## Your instructions
Only lines holding the string "Trainer" are wanted; copy each one from the material.
........
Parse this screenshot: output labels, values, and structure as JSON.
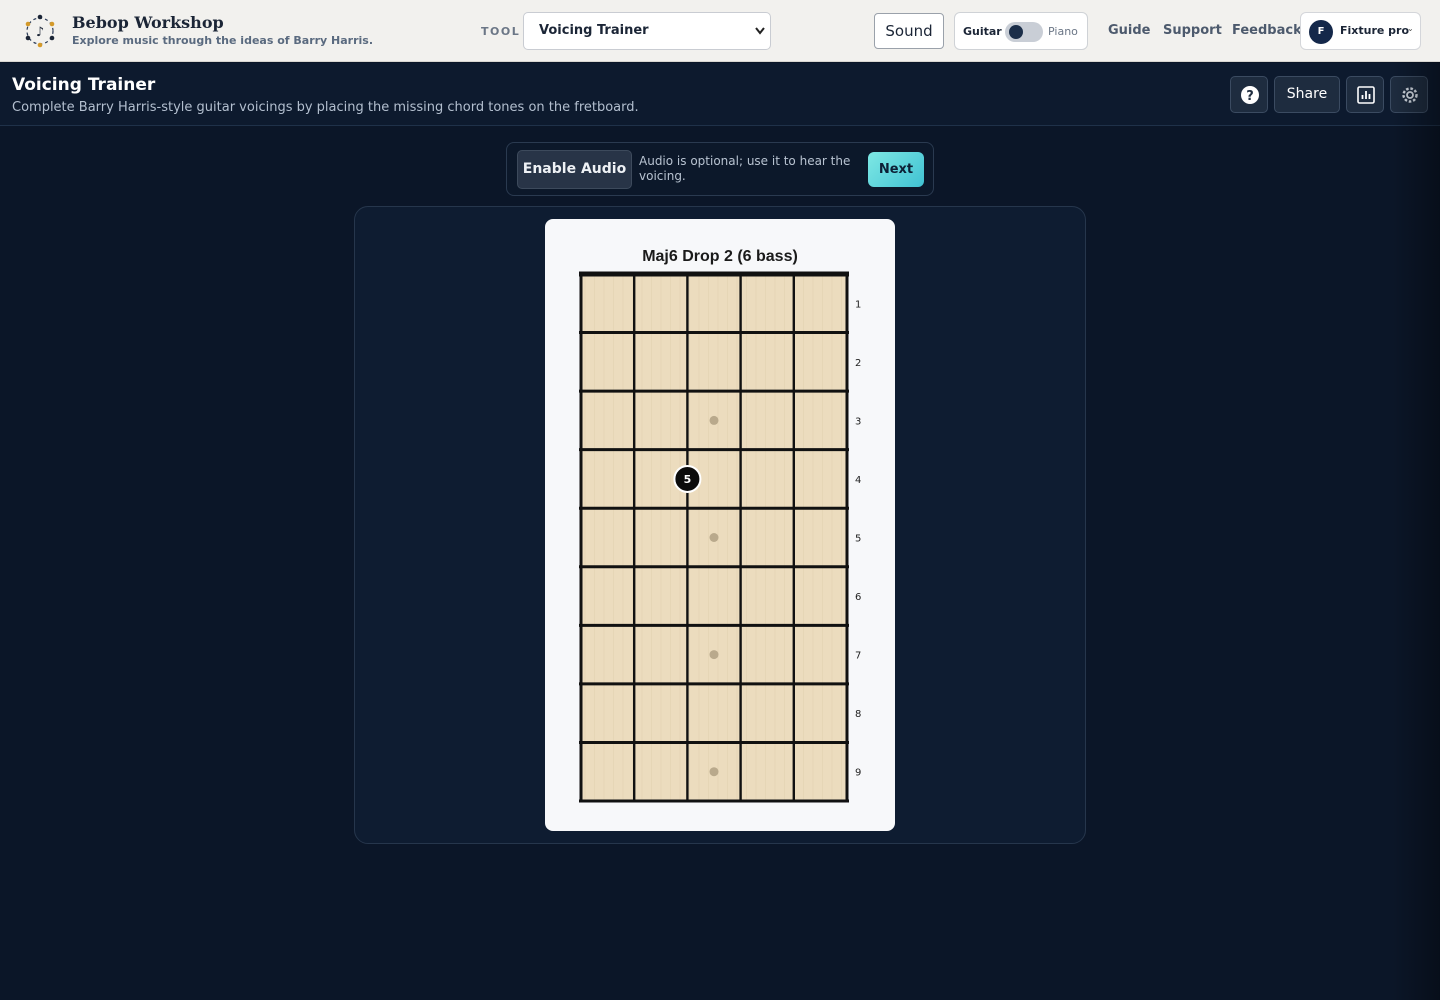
{
  "app": {
    "name": "Bebop Workshop",
    "tagline": "Explore music through the ideas of Barry Harris."
  },
  "toolbar": {
    "tool_label": "TOOL",
    "tool_selected": "Voicing Trainer",
    "sound_label": "Sound",
    "mode_left": "Guitar",
    "mode_right": "Piano",
    "mode_active": "Guitar",
    "nav": [
      "Guide",
      "Support",
      "Feedback"
    ],
    "user_initial": "F",
    "user_name": "Fixture pro"
  },
  "page": {
    "title": "Voicing Trainer",
    "subtitle": "Complete Barry Harris-style guitar voicings by placing the missing chord tones on the fretboard.",
    "share_label": "Share"
  },
  "audio": {
    "enable_label": "Enable Audio",
    "note": "Audio is optional; use it to hear the voicing.",
    "next_label": "Next"
  },
  "fretboard": {
    "chord_name": "Maj6 Drop 2 (6 bass)",
    "fret_numbers": [
      "1",
      "2",
      "3",
      "4",
      "5",
      "6",
      "7",
      "8",
      "9"
    ],
    "inlay_frets": [
      3,
      5,
      7,
      9
    ],
    "placed_notes": [
      {
        "string": 3,
        "fret": 4,
        "label": "5"
      }
    ]
  },
  "colors": {
    "accent_next": "#40c2d3",
    "page_bg": "#0b1628",
    "fretboard_wood": "#ecdcbe"
  }
}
........
## Exercise result
    "tool_selected": "Voicing Trainer",
    "title": "Voicing Trainer",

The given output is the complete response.